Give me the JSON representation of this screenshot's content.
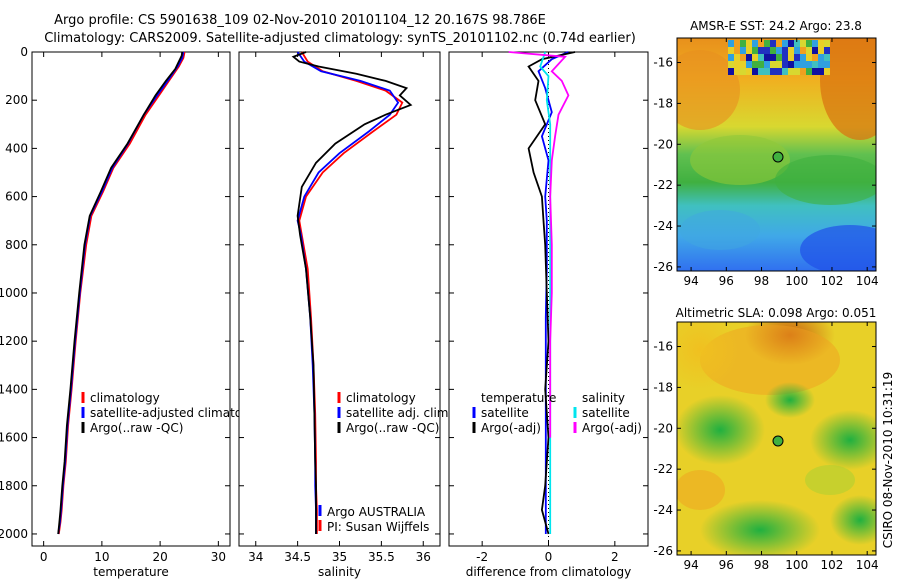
{
  "header": {
    "title_line1": "Argo profile: CS 5901638_109 02-Nov-2010 20101104_12 20.167S 98.786E",
    "title_line2": "Climatology: CARS2009. Satellite-adjusted climatology: synTS_20101102.nc (0.74d earlier)"
  },
  "side_label": "CSIRO 08-Nov-2010 10:31:19",
  "colors": {
    "red": "#ff0000",
    "blue": "#0000ff",
    "black": "#000000",
    "cyan": "#00e5ee",
    "magenta": "#ff00ff"
  },
  "chart_data": [
    {
      "type": "line",
      "panel": "temperature",
      "xlabel": "temperature",
      "xlim": [
        -2,
        32
      ],
      "ylim": [
        2050,
        0
      ],
      "xticks": [
        0,
        10,
        20,
        30
      ],
      "yticks": [
        0,
        200,
        400,
        600,
        800,
        1000,
        1200,
        1400,
        1600,
        1800,
        2000
      ],
      "legend": [
        "climatology",
        "satellite-adjusted climatolog",
        "Argo(..raw -QC)"
      ],
      "series": [
        {
          "name": "climatology",
          "color": "#ff0000",
          "x": [
            24.2,
            24.0,
            23.2,
            21.5,
            19.8,
            17.5,
            14.8,
            12.0,
            10.2,
            8.2,
            7.3,
            6.3,
            5.5,
            4.8,
            4.2,
            3.8,
            3.4,
            3.1,
            2.9,
            2.6
          ],
          "y": [
            0,
            25,
            60,
            120,
            180,
            260,
            380,
            480,
            580,
            680,
            800,
            1000,
            1200,
            1400,
            1550,
            1700,
            1800,
            1900,
            1950,
            2000
          ]
        },
        {
          "name": "satellite-adjusted climatolog",
          "color": "#0000ff",
          "x": [
            24.0,
            23.8,
            23.0,
            21.3,
            19.5,
            17.2,
            14.5,
            11.8,
            10.0,
            8.0,
            7.1,
            6.2,
            5.4,
            4.7,
            4.1,
            3.7,
            3.3,
            3.0,
            2.8,
            2.5
          ],
          "y": [
            0,
            25,
            60,
            120,
            180,
            260,
            380,
            480,
            580,
            680,
            800,
            1000,
            1200,
            1400,
            1550,
            1700,
            1800,
            1900,
            1950,
            2000
          ]
        },
        {
          "name": "Argo(..raw -QC)",
          "color": "#000000",
          "x": [
            23.8,
            23.7,
            23.2,
            22.6,
            21.0,
            19.2,
            17.2,
            14.4,
            11.6,
            9.8,
            7.9,
            7.0,
            6.1,
            5.3,
            4.6,
            4.0,
            3.6,
            3.2,
            2.9,
            2.7,
            2.5
          ],
          "y": [
            0,
            15,
            40,
            70,
            120,
            180,
            260,
            380,
            480,
            580,
            680,
            800,
            1000,
            1200,
            1400,
            1550,
            1700,
            1800,
            1900,
            1950,
            2000
          ]
        }
      ]
    },
    {
      "type": "line",
      "panel": "salinity",
      "xlabel": "salinity",
      "xlim": [
        33.8,
        36.2
      ],
      "ylim": [
        2050,
        0
      ],
      "xticks": [
        34,
        34.5,
        35,
        35.5,
        36
      ],
      "legend": [
        "climatology",
        "satellite adj. clim.",
        "Argo(..raw -QC)"
      ],
      "annotations": [
        "Argo AUSTRALIA",
        "PI: Susan Wijffels"
      ],
      "series": [
        {
          "name": "climatology",
          "color": "#ff0000",
          "x": [
            34.55,
            34.62,
            34.8,
            35.2,
            35.55,
            35.75,
            35.68,
            35.4,
            35.05,
            34.8,
            34.6,
            34.52,
            34.55,
            34.62,
            34.66,
            34.69,
            34.71,
            34.72,
            34.72,
            34.73,
            34.73
          ],
          "y": [
            0,
            40,
            80,
            120,
            160,
            210,
            260,
            330,
            420,
            500,
            600,
            700,
            760,
            900,
            1100,
            1300,
            1500,
            1700,
            1800,
            1900,
            2000
          ]
        },
        {
          "name": "satellite adj. clim.",
          "color": "#0000ff",
          "x": [
            34.5,
            34.58,
            34.78,
            35.25,
            35.6,
            35.7,
            35.6,
            35.35,
            35.0,
            34.75,
            34.58,
            34.5,
            34.54,
            34.6,
            34.65,
            34.68,
            34.7,
            34.71,
            34.71,
            34.72,
            34.72
          ],
          "y": [
            0,
            40,
            80,
            120,
            160,
            210,
            260,
            330,
            420,
            500,
            600,
            700,
            760,
            900,
            1100,
            1300,
            1500,
            1700,
            1800,
            1900,
            2000
          ]
        },
        {
          "name": "Argo(..raw -QC)",
          "color": "#000000",
          "x": [
            34.6,
            34.45,
            34.52,
            34.75,
            35.2,
            35.55,
            35.8,
            35.72,
            35.85,
            35.55,
            35.3,
            34.95,
            34.72,
            34.55,
            34.5,
            34.53,
            34.6,
            34.65,
            34.69,
            34.7,
            34.71,
            34.72,
            34.72,
            34.72
          ],
          "y": [
            0,
            20,
            40,
            60,
            90,
            120,
            150,
            180,
            220,
            260,
            300,
            380,
            460,
            560,
            680,
            760,
            900,
            1100,
            1300,
            1500,
            1700,
            1800,
            1900,
            2000
          ]
        }
      ]
    },
    {
      "type": "line",
      "panel": "difference",
      "xlabel": "difference from climatology",
      "xlim": [
        -3,
        3
      ],
      "ylim": [
        2050,
        0
      ],
      "xticks": [
        -2,
        0,
        2
      ],
      "legend_temperature": [
        "temperature",
        "satellite",
        "Argo(-adj)"
      ],
      "legend_salinity": [
        "salinity",
        "satellite",
        "Argo(-adj)"
      ],
      "series": [
        {
          "name": "temperature satellite",
          "color": "#0000ff",
          "x": [
            0.6,
            0.1,
            -0.3,
            -0.1,
            0.1,
            -0.2,
            0.0,
            -0.1,
            -0.05,
            -0.05,
            -0.08,
            -0.08,
            -0.08,
            -0.08,
            -0.08,
            -0.08
          ],
          "y": [
            0,
            30,
            80,
            150,
            250,
            350,
            450,
            600,
            700,
            900,
            1100,
            1300,
            1500,
            1700,
            1900,
            2000
          ]
        },
        {
          "name": "temperature Argo(-adj)",
          "color": "#000000",
          "x": [
            0.8,
            -0.2,
            -0.6,
            -0.3,
            -0.4,
            -0.1,
            -0.6,
            -0.45,
            -0.2,
            -0.15,
            -0.1,
            -0.05,
            0.0,
            -0.1,
            0.0,
            -0.05,
            -0.1,
            -0.2,
            0.0
          ],
          "y": [
            0,
            30,
            60,
            120,
            200,
            300,
            400,
            500,
            600,
            700,
            800,
            1000,
            1200,
            1400,
            1600,
            1700,
            1800,
            1900,
            2000
          ]
        },
        {
          "name": "salinity satellite",
          "color": "#00e5ee",
          "x": [
            -0.1,
            -0.25,
            0.0,
            -0.05,
            0.05,
            0.05,
            0.05,
            0.05,
            0.05,
            0.05,
            0.05,
            0.05,
            0.05,
            0.05
          ],
          "y": [
            0,
            60,
            100,
            200,
            300,
            400,
            600,
            800,
            1000,
            1200,
            1400,
            1600,
            1800,
            2000
          ]
        },
        {
          "name": "salinity Argo(-adj)",
          "color": "#ff00ff",
          "x": [
            -1.2,
            0.5,
            0.3,
            0.1,
            0.4,
            0.6,
            0.3,
            0.2,
            0.1,
            0.05,
            0.1,
            0.1,
            0.05,
            0.05,
            0.05
          ],
          "y": [
            0,
            20,
            50,
            80,
            120,
            180,
            260,
            350,
            450,
            600,
            800,
            1000,
            1200,
            1400,
            1600
          ]
        }
      ]
    },
    {
      "type": "heatmap",
      "panel": "sst_map",
      "title": "AMSR-E SST: 24.2 Argo: 23.8",
      "xlim": [
        93.2,
        104.5
      ],
      "ylim": [
        -26.2,
        -14.8
      ],
      "xticks": [
        94,
        96,
        98,
        100,
        102,
        104
      ],
      "yticks": [
        -16,
        -18,
        -20,
        -22,
        -24,
        -26
      ],
      "marker": {
        "lon": 98.786,
        "lat": -20.167
      }
    },
    {
      "type": "heatmap",
      "panel": "sla_map",
      "title": "Altimetric SLA: 0.098 Argo: 0.051",
      "xlim": [
        93.2,
        104.5
      ],
      "ylim": [
        -26.2,
        -14.8
      ],
      "xticks": [
        94,
        96,
        98,
        100,
        102,
        104
      ],
      "yticks": [
        -16,
        -18,
        -20,
        -22,
        -24,
        -26
      ],
      "marker": {
        "lon": 98.786,
        "lat": -20.167
      }
    }
  ]
}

┄┄┄┄┄┄

_What you are asked to do:_ Identify and copy lines that hold the string "xlabel".

_Solution:_
      "xlabel": "temperature",
      "xlabel": "salinity",
      "xlabel": "difference from climatology",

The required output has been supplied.